** BEGIN **
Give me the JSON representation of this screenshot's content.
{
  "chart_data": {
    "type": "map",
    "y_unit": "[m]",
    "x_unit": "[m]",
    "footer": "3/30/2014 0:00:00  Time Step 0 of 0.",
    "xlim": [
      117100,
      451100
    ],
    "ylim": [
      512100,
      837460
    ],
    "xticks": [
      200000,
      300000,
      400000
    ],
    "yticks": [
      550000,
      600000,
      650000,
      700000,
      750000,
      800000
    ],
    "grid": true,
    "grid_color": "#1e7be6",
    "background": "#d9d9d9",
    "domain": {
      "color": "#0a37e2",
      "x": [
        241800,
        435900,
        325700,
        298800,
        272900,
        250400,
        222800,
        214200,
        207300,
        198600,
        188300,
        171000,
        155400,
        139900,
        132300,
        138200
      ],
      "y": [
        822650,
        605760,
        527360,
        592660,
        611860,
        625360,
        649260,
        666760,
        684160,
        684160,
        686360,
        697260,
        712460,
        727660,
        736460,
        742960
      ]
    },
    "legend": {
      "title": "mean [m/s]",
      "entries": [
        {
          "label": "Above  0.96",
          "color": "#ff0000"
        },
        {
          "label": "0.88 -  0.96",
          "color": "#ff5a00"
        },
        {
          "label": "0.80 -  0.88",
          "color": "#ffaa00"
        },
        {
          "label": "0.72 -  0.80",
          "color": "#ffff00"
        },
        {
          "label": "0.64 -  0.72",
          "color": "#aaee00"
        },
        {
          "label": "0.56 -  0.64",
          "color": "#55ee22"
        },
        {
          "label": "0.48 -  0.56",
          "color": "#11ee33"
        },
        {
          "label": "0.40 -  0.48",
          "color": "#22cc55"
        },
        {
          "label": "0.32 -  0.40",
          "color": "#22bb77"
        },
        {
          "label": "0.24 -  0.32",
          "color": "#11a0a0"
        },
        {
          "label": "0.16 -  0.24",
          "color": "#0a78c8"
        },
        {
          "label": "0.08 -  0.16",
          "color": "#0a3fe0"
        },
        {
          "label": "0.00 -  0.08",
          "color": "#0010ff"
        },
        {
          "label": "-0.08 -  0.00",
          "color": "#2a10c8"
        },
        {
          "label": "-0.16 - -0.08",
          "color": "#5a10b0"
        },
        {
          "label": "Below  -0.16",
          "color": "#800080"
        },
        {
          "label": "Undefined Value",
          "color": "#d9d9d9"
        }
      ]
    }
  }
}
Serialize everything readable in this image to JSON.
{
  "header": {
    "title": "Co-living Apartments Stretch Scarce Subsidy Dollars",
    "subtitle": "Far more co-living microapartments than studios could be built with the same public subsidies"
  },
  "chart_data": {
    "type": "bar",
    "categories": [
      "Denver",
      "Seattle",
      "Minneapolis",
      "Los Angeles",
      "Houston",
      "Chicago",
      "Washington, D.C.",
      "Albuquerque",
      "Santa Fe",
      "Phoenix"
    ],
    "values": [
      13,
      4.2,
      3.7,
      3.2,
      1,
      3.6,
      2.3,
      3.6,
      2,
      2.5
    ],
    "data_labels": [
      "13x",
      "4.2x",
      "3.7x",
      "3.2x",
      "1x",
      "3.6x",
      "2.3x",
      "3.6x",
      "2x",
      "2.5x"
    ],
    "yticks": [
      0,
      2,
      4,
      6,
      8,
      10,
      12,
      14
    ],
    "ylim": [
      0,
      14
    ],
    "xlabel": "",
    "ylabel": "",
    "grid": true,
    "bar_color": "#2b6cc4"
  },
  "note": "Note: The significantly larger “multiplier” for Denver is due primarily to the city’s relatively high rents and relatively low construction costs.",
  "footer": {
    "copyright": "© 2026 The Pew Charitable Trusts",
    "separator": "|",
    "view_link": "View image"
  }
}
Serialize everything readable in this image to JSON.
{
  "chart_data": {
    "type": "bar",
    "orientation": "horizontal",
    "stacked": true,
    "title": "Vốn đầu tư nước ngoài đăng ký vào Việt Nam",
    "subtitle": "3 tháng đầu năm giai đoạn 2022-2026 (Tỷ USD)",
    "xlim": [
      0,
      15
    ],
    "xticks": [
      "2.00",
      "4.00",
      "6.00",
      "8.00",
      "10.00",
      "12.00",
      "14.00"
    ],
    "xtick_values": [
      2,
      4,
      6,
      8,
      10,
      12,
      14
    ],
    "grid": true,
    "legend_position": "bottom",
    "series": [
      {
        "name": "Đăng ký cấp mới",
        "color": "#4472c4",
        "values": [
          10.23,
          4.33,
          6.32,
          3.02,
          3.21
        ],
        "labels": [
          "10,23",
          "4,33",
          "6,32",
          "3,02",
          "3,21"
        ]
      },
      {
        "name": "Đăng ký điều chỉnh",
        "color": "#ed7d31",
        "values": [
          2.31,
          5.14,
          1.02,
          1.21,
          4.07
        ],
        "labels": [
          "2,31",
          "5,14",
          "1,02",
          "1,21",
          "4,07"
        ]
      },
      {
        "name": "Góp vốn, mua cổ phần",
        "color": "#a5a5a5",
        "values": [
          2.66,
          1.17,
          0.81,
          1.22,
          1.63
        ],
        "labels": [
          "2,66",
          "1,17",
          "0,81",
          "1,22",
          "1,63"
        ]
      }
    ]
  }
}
** END **
• **Goal of the exercise**
Every line of the records above needs to be given again exactly.

• **Solution for this task**
Give me the JSON representation of this screenshot's content.
{
  "chart_data": {
    "type": "map",
    "y_unit": "[m]",
    "x_unit": "[m]",
    "footer": "3/30/2014 0:00:00  Time Step 0 of 0.",
    "xlim": [
      117100,
      451100
    ],
    "ylim": [
      512100,
      837460
    ],
    "xticks": [
      200000,
      300000,
      400000
    ],
    "yticks": [
      550000,
      600000,
      650000,
      700000,
      750000,
      800000
    ],
    "grid": true,
    "grid_color": "#1e7be6",
    "background": "#d9d9d9",
    "domain": {
      "color": "#0a37e2",
      "x": [
        241800,
        435900,
        325700,
        298800,
        272900,
        250400,
        222800,
        214200,
        207300,
        198600,
        188300,
        171000,
        155400,
        139900,
        132300,
        138200
      ],
      "y": [
        822650,
        605760,
        527360,
        592660,
        611860,
        625360,
        649260,
        666760,
        684160,
        684160,
        686360,
        697260,
        712460,
        727660,
        736460,
        742960
      ]
    },
    "legend": {
      "title": "mean [m/s]",
      "entries": [
        {
          "label": "Above  0.96",
          "color": "#ff0000"
        },
        {
          "label": "0.88 -  0.96",
          "color": "#ff5a00"
        },
        {
          "label": "0.80 -  0.88",
          "color": "#ffaa00"
        },
        {
          "label": "0.72 -  0.80",
          "color": "#ffff00"
        },
        {
          "label": "0.64 -  0.72",
          "color": "#aaee00"
        },
        {
          "label": "0.56 -  0.64",
          "color": "#55ee22"
        },
        {
          "label": "0.48 -  0.56",
          "color": "#11ee33"
        },
        {
          "label": "0.40 -  0.48",
          "color": "#22cc55"
        },
        {
          "label": "0.32 -  0.40",
          "color": "#22bb77"
        },
        {
          "label": "0.24 -  0.32",
          "color": "#11a0a0"
        },
        {
          "label": "0.16 -  0.24",
          "color": "#0a78c8"
        },
        {
          "label": "0.08 -  0.16",
          "color": "#0a3fe0"
        },
        {
          "label": "0.00 -  0.08",
          "color": "#0010ff"
        },
        {
          "label": "-0.08 -  0.00",
          "color": "#2a10c8"
        },
        {
          "label": "-0.16 - -0.08",
          "color": "#5a10b0"
        },
        {
          "label": "Below  -0.16",
          "color": "#800080"
        },
        {
          "label": "Undefined Value",
          "color": "#d9d9d9"
        }
      ]
    }
  }
}
Serialize everything readable in this image to JSON.
{
  "header": {
    "title": "Co-living Apartments Stretch Scarce Subsidy Dollars",
    "subtitle": "Far more co-living microapartments than studios could be built with the same public subsidies"
  },
  "chart_data": {
    "type": "bar",
    "categories": [
      "Denver",
      "Seattle",
      "Minneapolis",
      "Los Angeles",
      "Houston",
      "Chicago",
      "Washington, D.C.",
      "Albuquerque",
      "Santa Fe",
      "Phoenix"
    ],
    "values": [
      13,
      4.2,
      3.7,
      3.2,
      1,
      3.6,
      2.3,
      3.6,
      2,
      2.5
    ],
    "data_labels": [
      "13x",
      "4.2x",
      "3.7x",
      "3.2x",
      "1x",
      "3.6x",
      "2.3x",
      "3.6x",
      "2x",
      "2.5x"
    ],
    "yticks": [
      0,
      2,
      4,
      6,
      8,
      10,
      12,
      14
    ],
    "ylim": [
      0,
      14
    ],
    "xlabel": "",
    "ylabel": "",
    "grid": true,
    "bar_color": "#2b6cc4"
  },
  "note": "Note: The significantly larger “multiplier” for Denver is due primarily to the city’s relatively high rents and relatively low construction costs.",
  "footer": {
    "copyright": "© 2026 The Pew Charitable Trusts",
    "separator": "|",
    "view_link": "View image"
  }
}
Serialize everything readable in this image to JSON.
{
  "chart_data": {
    "type": "bar",
    "orientation": "horizontal",
    "stacked": true,
    "title": "Vốn đầu tư nước ngoài đăng ký vào Việt Nam",
    "subtitle": "3 tháng đầu năm giai đoạn 2022-2026 (Tỷ USD)",
    "xlim": [
      0,
      15
    ],
    "xticks": [
      "2.00",
      "4.00",
      "6.00",
      "8.00",
      "10.00",
      "12.00",
      "14.00"
    ],
    "xtick_values": [
      2,
      4,
      6,
      8,
      10,
      12,
      14
    ],
    "grid": true,
    "legend_position": "bottom",
    "series": [
      {
        "name": "Đăng ký cấp mới",
        "color": "#4472c4",
        "values": [
          10.23,
          4.33,
          6.32,
          3.02,
          3.21
        ],
        "labels": [
          "10,23",
          "4,33",
          "6,32",
          "3,02",
          "3,21"
        ]
      },
      {
        "name": "Đăng ký điều chỉnh",
        "color": "#ed7d31",
        "values": [
          2.31,
          5.14,
          1.02,
          1.21,
          4.07
        ],
        "labels": [
          "2,31",
          "5,14",
          "1,02",
          "1,21",
          "4,07"
        ]
      },
      {
        "name": "Góp vốn, mua cổ phần",
        "color": "#a5a5a5",
        "values": [
          2.66,
          1.17,
          0.81,
          1.22,
          1.63
        ],
        "labels": [
          "2,66",
          "1,17",
          "0,81",
          "1,22",
          "1,63"
        ]
      }
    ]
  }
}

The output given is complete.